THE TASK: Count how many lines contain "General" and reply with that number only.

EXERCISE INPUT:
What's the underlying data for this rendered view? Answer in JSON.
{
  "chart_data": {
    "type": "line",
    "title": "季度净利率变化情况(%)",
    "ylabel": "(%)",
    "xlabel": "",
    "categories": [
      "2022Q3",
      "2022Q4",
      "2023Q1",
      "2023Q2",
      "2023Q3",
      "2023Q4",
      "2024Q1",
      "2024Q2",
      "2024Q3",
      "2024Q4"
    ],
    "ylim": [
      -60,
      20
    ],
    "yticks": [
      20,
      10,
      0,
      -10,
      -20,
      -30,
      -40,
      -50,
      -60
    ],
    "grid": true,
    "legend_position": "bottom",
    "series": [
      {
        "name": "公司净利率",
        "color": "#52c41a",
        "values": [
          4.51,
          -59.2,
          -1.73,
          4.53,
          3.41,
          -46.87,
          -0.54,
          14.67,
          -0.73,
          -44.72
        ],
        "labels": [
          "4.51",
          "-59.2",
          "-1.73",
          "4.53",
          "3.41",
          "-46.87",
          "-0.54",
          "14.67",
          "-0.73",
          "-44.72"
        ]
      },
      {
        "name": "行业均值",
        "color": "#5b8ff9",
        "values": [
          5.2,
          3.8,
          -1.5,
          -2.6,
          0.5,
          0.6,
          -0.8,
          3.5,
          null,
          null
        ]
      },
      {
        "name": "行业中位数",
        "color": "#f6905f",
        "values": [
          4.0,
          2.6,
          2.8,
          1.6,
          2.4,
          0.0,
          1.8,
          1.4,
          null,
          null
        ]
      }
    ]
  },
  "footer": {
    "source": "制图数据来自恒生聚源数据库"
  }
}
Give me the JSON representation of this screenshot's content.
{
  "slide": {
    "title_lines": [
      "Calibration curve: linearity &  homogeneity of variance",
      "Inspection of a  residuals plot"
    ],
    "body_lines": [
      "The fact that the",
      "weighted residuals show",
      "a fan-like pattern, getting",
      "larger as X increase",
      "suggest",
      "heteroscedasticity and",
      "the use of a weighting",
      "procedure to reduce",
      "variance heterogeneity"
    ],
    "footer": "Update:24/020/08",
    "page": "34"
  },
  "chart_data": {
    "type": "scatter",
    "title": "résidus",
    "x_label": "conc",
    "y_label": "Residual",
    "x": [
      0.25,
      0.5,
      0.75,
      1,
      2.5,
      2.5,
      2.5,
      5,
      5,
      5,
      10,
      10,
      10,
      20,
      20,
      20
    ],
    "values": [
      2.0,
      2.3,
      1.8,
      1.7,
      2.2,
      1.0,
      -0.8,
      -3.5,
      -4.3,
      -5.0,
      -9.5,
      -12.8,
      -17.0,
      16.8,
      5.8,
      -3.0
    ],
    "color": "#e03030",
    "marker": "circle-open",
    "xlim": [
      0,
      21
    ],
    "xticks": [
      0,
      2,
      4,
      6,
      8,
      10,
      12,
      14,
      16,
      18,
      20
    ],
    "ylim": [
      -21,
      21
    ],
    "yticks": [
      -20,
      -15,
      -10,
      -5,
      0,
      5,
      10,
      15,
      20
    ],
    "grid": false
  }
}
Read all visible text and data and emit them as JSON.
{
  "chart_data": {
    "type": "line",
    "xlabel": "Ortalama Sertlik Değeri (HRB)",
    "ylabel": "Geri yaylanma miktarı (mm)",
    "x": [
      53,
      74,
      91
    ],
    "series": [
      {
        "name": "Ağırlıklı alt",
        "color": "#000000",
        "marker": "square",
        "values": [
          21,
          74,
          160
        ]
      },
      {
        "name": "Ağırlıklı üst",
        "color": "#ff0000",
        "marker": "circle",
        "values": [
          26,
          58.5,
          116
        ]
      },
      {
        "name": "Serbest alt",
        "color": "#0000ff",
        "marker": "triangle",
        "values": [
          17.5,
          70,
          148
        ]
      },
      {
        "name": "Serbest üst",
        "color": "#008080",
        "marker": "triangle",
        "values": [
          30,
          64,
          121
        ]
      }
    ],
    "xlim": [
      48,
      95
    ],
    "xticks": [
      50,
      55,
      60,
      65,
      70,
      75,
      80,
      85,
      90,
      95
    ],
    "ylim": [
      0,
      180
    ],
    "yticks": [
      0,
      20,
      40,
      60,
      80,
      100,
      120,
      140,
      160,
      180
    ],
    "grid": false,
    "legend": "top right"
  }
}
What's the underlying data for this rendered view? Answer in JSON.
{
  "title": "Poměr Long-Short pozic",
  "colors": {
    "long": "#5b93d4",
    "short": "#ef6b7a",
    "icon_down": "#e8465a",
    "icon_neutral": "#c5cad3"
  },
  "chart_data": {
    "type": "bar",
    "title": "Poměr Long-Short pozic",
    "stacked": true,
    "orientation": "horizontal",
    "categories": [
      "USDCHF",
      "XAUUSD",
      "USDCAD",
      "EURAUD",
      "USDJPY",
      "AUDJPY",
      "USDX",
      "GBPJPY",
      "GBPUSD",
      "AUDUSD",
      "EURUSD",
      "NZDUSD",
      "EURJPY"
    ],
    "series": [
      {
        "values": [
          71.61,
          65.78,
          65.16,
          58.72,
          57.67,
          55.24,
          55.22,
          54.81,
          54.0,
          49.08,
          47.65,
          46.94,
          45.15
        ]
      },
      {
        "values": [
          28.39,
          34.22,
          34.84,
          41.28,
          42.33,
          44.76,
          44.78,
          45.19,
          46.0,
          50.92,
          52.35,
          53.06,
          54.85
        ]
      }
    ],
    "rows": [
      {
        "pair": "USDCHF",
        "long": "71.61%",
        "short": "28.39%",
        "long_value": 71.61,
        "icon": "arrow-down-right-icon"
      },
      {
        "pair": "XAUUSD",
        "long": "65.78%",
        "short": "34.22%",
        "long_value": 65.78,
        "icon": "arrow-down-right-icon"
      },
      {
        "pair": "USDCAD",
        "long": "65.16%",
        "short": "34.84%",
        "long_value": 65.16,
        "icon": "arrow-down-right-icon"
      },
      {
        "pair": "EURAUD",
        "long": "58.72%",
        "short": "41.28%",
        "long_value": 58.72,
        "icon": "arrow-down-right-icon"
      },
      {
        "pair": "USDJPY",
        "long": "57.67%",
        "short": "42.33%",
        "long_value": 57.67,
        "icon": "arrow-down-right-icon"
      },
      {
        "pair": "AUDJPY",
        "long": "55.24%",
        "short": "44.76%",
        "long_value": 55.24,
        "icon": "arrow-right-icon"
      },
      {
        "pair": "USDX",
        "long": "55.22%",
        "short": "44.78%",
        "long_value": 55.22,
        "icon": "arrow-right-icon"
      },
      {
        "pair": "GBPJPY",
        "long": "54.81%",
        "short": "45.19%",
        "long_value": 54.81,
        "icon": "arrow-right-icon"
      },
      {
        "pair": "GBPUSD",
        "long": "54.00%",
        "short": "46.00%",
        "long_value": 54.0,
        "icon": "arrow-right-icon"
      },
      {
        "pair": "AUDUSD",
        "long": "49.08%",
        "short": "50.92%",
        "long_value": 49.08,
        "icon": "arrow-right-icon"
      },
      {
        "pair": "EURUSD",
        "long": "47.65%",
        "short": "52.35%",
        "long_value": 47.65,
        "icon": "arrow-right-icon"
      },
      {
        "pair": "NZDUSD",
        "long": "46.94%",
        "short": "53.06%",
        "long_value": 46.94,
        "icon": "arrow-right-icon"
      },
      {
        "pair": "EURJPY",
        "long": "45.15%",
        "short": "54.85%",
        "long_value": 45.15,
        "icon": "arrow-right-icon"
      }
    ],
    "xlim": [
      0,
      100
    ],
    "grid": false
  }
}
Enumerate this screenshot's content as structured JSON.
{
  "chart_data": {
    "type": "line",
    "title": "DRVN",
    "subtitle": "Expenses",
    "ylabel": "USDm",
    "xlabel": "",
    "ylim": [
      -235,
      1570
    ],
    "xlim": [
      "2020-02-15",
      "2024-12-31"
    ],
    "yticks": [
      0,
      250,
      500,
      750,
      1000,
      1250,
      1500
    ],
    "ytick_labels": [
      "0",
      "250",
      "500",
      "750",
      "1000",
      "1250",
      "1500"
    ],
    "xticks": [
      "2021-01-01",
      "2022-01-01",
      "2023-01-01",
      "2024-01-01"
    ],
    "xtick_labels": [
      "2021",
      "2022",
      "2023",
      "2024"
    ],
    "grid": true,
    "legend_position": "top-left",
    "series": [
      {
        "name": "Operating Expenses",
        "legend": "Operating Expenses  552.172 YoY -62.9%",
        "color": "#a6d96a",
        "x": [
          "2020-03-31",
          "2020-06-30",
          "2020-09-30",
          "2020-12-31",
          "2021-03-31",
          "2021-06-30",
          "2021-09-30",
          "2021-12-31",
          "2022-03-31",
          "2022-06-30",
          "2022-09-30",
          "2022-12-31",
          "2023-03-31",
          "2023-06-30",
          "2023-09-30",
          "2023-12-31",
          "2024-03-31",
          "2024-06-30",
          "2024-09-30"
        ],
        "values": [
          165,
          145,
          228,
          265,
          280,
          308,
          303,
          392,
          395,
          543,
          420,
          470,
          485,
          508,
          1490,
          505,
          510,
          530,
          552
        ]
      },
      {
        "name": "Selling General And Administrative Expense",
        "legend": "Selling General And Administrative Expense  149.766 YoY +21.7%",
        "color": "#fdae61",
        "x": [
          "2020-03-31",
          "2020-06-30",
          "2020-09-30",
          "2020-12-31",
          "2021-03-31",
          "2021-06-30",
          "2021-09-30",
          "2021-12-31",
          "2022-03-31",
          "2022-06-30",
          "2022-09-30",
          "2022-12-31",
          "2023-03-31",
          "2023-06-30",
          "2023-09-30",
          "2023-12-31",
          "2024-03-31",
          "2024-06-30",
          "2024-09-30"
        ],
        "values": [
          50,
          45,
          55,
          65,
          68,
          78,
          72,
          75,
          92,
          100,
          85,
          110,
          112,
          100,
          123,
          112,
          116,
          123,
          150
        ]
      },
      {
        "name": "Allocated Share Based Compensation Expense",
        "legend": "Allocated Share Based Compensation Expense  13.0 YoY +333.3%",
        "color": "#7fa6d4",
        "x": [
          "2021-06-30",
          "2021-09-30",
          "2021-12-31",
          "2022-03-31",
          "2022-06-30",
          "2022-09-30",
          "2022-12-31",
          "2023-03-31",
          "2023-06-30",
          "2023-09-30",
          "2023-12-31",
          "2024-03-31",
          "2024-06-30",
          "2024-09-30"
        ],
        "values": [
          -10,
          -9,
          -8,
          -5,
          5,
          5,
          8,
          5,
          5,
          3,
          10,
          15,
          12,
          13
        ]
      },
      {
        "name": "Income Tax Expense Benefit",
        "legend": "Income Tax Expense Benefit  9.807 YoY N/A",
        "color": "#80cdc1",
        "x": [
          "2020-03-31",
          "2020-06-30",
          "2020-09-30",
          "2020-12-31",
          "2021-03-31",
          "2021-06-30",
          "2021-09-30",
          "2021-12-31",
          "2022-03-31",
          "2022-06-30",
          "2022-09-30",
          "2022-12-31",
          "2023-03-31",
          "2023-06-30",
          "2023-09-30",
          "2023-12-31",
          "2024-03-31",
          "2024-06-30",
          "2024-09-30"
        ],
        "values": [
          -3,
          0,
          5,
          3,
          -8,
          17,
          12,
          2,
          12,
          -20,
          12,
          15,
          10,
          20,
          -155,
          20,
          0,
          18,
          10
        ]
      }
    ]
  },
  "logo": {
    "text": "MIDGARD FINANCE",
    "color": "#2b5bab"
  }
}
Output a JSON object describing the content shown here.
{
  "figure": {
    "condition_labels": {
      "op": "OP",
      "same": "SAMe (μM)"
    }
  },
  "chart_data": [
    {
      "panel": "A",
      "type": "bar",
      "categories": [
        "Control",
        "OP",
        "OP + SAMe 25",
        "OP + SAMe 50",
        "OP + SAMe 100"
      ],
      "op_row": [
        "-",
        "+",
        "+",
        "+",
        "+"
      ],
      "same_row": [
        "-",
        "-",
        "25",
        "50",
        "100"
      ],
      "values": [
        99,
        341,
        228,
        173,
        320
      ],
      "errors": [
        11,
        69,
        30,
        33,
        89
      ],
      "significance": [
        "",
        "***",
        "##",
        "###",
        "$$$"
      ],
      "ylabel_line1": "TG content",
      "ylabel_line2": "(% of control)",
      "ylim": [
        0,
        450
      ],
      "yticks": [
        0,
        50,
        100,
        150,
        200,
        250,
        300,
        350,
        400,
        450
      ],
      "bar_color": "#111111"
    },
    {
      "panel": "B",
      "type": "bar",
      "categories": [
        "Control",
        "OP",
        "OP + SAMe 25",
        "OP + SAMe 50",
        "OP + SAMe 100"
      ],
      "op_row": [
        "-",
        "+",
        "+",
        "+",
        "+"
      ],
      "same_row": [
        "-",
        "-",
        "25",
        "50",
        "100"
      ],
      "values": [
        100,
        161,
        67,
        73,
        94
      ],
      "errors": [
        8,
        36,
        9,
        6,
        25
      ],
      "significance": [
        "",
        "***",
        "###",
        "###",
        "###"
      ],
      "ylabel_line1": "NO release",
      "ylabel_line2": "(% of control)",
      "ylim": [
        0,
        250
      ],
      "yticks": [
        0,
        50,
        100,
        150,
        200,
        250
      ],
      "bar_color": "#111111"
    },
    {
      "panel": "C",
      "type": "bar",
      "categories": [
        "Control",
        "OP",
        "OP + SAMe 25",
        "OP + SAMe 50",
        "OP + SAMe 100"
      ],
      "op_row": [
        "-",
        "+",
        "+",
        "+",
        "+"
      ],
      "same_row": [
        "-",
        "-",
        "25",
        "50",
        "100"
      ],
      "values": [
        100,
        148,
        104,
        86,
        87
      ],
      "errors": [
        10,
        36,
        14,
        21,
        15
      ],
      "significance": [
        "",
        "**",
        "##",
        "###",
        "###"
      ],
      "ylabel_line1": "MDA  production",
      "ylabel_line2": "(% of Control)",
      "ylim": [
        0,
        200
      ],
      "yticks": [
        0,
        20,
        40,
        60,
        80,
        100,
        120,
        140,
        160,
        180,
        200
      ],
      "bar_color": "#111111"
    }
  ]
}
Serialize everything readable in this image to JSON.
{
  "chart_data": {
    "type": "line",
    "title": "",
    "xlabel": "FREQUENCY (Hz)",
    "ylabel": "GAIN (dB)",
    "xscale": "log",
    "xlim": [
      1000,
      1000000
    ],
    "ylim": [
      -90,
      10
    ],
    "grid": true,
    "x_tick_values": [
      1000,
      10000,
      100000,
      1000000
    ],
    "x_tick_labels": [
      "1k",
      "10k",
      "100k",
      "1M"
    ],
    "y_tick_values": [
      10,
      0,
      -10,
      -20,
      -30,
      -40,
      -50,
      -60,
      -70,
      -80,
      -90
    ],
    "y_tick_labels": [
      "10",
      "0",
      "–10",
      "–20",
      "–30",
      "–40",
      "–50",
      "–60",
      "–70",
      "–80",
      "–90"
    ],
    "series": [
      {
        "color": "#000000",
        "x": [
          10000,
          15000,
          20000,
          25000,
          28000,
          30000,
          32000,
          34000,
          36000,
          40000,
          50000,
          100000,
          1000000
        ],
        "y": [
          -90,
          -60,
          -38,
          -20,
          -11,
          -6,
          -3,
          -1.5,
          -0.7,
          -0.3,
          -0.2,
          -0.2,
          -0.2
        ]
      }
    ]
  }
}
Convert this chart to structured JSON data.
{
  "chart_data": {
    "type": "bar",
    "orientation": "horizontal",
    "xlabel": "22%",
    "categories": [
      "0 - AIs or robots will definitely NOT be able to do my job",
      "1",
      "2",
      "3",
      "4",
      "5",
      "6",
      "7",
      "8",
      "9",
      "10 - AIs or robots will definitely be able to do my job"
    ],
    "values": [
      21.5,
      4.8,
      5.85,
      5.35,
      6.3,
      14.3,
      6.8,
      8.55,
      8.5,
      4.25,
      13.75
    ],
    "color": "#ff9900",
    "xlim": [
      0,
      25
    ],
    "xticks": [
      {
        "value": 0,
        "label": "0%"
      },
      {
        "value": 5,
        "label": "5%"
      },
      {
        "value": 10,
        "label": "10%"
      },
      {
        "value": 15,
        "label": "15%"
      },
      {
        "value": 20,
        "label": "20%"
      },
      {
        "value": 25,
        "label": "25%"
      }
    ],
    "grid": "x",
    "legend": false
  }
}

RESULT FOR THIS TASK: 2